## WHAT NEEDS TO BE DONE
Every record here should be printed again exactly.

[Figure data in JSON]
□ □ □

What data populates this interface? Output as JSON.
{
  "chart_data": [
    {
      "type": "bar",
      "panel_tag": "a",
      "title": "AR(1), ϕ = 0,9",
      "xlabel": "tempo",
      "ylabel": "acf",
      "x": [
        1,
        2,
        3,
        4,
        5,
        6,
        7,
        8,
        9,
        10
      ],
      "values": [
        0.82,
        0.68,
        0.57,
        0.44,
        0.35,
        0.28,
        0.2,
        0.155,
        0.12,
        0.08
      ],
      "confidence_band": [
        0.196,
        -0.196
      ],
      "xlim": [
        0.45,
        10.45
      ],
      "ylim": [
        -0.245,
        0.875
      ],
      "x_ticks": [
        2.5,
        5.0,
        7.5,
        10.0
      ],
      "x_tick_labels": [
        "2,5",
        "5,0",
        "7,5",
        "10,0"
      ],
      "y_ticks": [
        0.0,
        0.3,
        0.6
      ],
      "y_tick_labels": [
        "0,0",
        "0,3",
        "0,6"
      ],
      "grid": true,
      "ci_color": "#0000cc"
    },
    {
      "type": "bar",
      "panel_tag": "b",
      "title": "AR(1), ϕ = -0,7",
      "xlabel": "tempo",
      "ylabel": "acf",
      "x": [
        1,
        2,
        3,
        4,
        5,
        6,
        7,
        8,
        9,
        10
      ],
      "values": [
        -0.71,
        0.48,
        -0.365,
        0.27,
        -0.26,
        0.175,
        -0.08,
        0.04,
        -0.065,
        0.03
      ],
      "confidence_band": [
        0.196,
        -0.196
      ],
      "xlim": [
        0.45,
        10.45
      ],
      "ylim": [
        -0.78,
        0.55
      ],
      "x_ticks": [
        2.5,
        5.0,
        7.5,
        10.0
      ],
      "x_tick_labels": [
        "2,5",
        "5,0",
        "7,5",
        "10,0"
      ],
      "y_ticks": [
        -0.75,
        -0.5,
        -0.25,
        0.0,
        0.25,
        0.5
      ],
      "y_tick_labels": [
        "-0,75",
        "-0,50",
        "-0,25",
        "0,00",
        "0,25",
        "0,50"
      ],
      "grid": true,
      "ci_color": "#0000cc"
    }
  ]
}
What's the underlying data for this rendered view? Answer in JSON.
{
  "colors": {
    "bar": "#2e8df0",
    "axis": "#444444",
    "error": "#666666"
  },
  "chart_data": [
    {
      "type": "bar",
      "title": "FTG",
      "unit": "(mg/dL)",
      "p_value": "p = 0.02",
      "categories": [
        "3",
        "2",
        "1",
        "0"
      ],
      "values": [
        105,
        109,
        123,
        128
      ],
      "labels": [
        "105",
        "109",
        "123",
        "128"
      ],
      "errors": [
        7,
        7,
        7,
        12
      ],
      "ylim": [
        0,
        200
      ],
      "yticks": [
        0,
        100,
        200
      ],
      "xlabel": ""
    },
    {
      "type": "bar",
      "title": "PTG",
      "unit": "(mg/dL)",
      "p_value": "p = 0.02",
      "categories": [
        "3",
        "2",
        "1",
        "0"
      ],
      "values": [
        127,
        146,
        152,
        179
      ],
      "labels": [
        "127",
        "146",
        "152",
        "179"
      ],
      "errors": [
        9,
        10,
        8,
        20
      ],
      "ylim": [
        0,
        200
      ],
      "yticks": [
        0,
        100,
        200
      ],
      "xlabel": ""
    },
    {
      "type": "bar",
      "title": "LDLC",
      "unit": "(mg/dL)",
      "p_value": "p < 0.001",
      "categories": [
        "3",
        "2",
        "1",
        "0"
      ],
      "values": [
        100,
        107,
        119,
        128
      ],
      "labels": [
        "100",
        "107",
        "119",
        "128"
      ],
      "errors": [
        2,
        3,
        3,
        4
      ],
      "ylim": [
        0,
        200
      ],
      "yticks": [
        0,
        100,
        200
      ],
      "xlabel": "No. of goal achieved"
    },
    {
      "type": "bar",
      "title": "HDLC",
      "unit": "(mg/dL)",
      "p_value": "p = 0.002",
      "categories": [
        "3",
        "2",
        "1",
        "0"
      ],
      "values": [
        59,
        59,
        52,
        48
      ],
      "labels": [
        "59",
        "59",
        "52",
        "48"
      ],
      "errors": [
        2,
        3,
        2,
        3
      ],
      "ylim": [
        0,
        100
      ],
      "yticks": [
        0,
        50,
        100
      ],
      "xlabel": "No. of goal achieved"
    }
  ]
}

□ □ □

## EXERCISE OUTPUT
What data populates this interface? Output as JSON.
{
  "chart_data": [
    {
      "type": "bar",
      "panel_tag": "a",
      "title": "AR(1), ϕ = 0,9",
      "xlabel": "tempo",
      "ylabel": "acf",
      "x": [
        1,
        2,
        3,
        4,
        5,
        6,
        7,
        8,
        9,
        10
      ],
      "values": [
        0.82,
        0.68,
        0.57,
        0.44,
        0.35,
        0.28,
        0.2,
        0.155,
        0.12,
        0.08
      ],
      "confidence_band": [
        0.196,
        -0.196
      ],
      "xlim": [
        0.45,
        10.45
      ],
      "ylim": [
        -0.245,
        0.875
      ],
      "x_ticks": [
        2.5,
        5.0,
        7.5,
        10.0
      ],
      "x_tick_labels": [
        "2,5",
        "5,0",
        "7,5",
        "10,0"
      ],
      "y_ticks": [
        0.0,
        0.3,
        0.6
      ],
      "y_tick_labels": [
        "0,0",
        "0,3",
        "0,6"
      ],
      "grid": true,
      "ci_color": "#0000cc"
    },
    {
      "type": "bar",
      "panel_tag": "b",
      "title": "AR(1), ϕ = -0,7",
      "xlabel": "tempo",
      "ylabel": "acf",
      "x": [
        1,
        2,
        3,
        4,
        5,
        6,
        7,
        8,
        9,
        10
      ],
      "values": [
        -0.71,
        0.48,
        -0.365,
        0.27,
        -0.26,
        0.175,
        -0.08,
        0.04,
        -0.065,
        0.03
      ],
      "confidence_band": [
        0.196,
        -0.196
      ],
      "xlim": [
        0.45,
        10.45
      ],
      "ylim": [
        -0.78,
        0.55
      ],
      "x_ticks": [
        2.5,
        5.0,
        7.5,
        10.0
      ],
      "x_tick_labels": [
        "2,5",
        "5,0",
        "7,5",
        "10,0"
      ],
      "y_ticks": [
        -0.75,
        -0.5,
        -0.25,
        0.0,
        0.25,
        0.5
      ],
      "y_tick_labels": [
        "-0,75",
        "-0,50",
        "-0,25",
        "0,00",
        "0,25",
        "0,50"
      ],
      "grid": true,
      "ci_color": "#0000cc"
    }
  ]
}
What's the underlying data for this rendered view? Answer in JSON.
{
  "colors": {
    "bar": "#2e8df0",
    "axis": "#444444",
    "error": "#666666"
  },
  "chart_data": [
    {
      "type": "bar",
      "title": "FTG",
      "unit": "(mg/dL)",
      "p_value": "p = 0.02",
      "categories": [
        "3",
        "2",
        "1",
        "0"
      ],
      "values": [
        105,
        109,
        123,
        128
      ],
      "labels": [
        "105",
        "109",
        "123",
        "128"
      ],
      "errors": [
        7,
        7,
        7,
        12
      ],
      "ylim": [
        0,
        200
      ],
      "yticks": [
        0,
        100,
        200
      ],
      "xlabel": ""
    },
    {
      "type": "bar",
      "title": "PTG",
      "unit": "(mg/dL)",
      "p_value": "p = 0.02",
      "categories": [
        "3",
        "2",
        "1",
        "0"
      ],
      "values": [
        127,
        146,
        152,
        179
      ],
      "labels": [
        "127",
        "146",
        "152",
        "179"
      ],
      "errors": [
        9,
        10,
        8,
        20
      ],
      "ylim": [
        0,
        200
      ],
      "yticks": [
        0,
        100,
        200
      ],
      "xlabel": ""
    },
    {
      "type": "bar",
      "title": "LDLC",
      "unit": "(mg/dL)",
      "p_value": "p < 0.001",
      "categories": [
        "3",
        "2",
        "1",
        "0"
      ],
      "values": [
        100,
        107,
        119,
        128
      ],
      "labels": [
        "100",
        "107",
        "119",
        "128"
      ],
      "errors": [
        2,
        3,
        3,
        4
      ],
      "ylim": [
        0,
        200
      ],
      "yticks": [
        0,
        100,
        200
      ],
      "xlabel": "No. of goal achieved"
    },
    {
      "type": "bar",
      "title": "HDLC",
      "unit": "(mg/dL)",
      "p_value": "p = 0.002",
      "categories": [
        "3",
        "2",
        "1",
        "0"
      ],
      "values": [
        59,
        59,
        52,
        48
      ],
      "labels": [
        "59",
        "59",
        "52",
        "48"
      ],
      "errors": [
        2,
        3,
        2,
        3
      ],
      "ylim": [
        0,
        100
      ],
      "yticks": [
        0,
        50,
        100
      ],
      "xlabel": "No. of goal achieved"
    }
  ]
}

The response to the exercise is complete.